* Task instructions *
In the mesopause dynamics abstract, what range of periods does the planetary wave group have?

• An investigation of the dynamics of the mesopause: Fabry-Perot observations of winds and temperatures from nightglow emissions

      Conner, James F.; Smith, R. W. (1994)
      This work is a study of the behavior of tidal and planetary waves in the upper-middle atmosphere near the geographic south pole. This is accomplished with a characterization of the dynamic state of these motions. I used ground-based Fabry-Perot Spectrometer (FPS) measurements of the multiple-line, $P\sb1$(2)$\sb{c,d}$, nightglow emissions from the X$\sp2$II band of the neutral OH* molecule. I developed analytical techniques to determine a space and time distribution of spectral amplitudes and phases for the dynamic parameters of kinetic temperature and neutral wind in the OH* layer. Spectral analysis of the variations in this layer indicate the existence of two groups: a planetary wave group (periods of ${\sim}$1-10 days), with eastward phase progression, and a near semi-diurnal group (periods of ${\sim}$8-13 hours), with westward phase progression. Specific periods vary slightly for different years; this is most likely due to remote propagation conditions. Further separation of each group shows the wind oscillations exhibit wave-number one behavior with associated wave-number zero temperature oscillations, (with a few exceptions). The periodicities in the planetary group neutral wind motions are consistent with the model results of Salby, 1984, for propagation to high latitudes through realistic mean flows. The characterization of the dynamics of this layer has led to the discovery of a basic azimuthal asymmetry in the distribution of spectral amplitude for a given oscillation, that is, preferred azimuths. These preferred azimuths appear to be associated with changes in the direction, not the amplitude, of a cross-polar mean wind. This finding, in conjunction with the evanescence of some features, uncovered two cases of planetary wave dissipation. These occur when oscillations attempt to maintain their preferred alignment with a changing mean wind direction resulting in a decay of wind amplitude and a burst of thermal oscillation. Both cases occur at the same time. Coincident with these decays are enhancements in the wind and thermal energy of other, longer period, oscillations which share the same azimuthal preferences. Also coincident is an acceleration of the mean wind.

* Stored data *
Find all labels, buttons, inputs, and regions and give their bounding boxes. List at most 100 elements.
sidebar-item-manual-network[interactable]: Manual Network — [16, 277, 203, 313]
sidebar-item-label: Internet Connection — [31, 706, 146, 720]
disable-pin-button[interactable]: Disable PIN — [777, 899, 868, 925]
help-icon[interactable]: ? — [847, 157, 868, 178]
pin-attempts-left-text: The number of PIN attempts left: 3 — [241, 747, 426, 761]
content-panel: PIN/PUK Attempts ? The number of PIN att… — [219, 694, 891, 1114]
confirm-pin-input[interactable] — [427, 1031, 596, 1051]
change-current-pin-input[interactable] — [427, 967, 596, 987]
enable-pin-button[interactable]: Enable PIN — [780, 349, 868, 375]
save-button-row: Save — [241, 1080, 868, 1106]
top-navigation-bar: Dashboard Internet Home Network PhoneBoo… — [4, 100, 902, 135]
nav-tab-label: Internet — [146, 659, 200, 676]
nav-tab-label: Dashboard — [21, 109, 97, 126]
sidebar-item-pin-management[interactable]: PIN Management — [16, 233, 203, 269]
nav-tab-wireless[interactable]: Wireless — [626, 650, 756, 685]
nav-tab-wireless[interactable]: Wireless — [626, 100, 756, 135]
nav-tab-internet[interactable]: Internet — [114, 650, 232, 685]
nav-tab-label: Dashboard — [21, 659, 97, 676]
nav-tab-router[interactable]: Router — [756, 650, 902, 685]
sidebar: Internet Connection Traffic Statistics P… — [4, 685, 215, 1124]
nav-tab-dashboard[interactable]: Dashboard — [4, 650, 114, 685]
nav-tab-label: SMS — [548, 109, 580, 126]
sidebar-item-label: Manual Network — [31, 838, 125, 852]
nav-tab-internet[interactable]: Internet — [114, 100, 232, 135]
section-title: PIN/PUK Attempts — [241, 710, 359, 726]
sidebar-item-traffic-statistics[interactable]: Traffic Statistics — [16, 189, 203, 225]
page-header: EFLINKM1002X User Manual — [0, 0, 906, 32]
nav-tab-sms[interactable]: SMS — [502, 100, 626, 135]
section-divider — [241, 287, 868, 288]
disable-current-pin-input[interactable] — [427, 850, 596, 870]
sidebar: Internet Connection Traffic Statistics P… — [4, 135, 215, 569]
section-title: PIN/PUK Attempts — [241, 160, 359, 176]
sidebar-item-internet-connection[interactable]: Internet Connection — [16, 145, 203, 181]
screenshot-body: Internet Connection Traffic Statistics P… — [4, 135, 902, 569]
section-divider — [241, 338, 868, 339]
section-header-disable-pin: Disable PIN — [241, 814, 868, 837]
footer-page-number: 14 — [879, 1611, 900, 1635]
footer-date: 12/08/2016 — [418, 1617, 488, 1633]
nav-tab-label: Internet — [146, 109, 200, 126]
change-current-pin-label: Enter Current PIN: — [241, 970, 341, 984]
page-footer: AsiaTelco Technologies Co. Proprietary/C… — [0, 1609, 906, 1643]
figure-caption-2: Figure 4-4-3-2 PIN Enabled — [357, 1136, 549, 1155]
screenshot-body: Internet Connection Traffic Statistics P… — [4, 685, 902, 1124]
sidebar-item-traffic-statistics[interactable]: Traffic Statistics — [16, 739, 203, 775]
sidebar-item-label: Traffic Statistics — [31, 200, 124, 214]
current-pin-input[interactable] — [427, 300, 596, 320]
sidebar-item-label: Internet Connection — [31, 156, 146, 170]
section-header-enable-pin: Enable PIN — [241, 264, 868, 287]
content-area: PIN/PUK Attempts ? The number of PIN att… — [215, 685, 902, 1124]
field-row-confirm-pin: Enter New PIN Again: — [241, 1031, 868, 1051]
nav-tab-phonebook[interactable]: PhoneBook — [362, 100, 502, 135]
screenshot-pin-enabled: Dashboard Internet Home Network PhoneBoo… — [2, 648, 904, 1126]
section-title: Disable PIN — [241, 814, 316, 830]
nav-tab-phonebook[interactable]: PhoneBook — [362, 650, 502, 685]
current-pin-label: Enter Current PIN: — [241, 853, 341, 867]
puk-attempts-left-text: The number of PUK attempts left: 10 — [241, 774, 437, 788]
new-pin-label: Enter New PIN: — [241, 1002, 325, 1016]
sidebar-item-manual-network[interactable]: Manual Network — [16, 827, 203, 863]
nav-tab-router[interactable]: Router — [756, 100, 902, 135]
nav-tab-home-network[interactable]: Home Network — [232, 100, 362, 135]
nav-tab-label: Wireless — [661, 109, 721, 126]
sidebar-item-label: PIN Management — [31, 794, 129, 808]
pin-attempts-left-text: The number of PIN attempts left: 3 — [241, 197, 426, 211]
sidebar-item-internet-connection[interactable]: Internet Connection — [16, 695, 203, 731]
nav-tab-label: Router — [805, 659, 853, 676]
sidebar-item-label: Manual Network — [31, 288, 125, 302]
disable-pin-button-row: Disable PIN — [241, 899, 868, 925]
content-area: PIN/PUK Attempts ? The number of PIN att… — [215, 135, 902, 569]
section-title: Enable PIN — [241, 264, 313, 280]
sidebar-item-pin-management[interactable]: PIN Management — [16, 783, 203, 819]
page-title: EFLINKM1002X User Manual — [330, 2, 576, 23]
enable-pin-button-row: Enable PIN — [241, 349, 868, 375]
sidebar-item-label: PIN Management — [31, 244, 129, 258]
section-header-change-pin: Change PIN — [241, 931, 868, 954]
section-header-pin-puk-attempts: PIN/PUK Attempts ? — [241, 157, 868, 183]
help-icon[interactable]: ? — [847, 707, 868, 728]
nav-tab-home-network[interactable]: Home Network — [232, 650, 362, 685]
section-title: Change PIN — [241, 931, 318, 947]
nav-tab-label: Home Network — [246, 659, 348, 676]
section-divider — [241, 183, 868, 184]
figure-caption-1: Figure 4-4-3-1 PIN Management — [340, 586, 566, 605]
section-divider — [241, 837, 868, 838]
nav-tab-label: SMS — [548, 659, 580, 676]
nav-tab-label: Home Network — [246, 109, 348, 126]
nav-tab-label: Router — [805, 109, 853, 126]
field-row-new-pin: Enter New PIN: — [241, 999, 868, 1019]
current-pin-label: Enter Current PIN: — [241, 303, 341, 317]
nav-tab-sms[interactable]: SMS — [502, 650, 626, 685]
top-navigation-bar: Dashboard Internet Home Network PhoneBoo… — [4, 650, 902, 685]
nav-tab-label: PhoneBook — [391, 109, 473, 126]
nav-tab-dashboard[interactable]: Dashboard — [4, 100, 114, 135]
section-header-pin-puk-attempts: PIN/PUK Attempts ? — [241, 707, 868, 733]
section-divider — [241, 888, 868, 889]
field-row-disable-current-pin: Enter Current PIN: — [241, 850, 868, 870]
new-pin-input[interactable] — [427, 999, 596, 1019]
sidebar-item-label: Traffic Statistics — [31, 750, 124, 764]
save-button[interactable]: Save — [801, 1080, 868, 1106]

* Solution for this task *
About 1 to 10 days.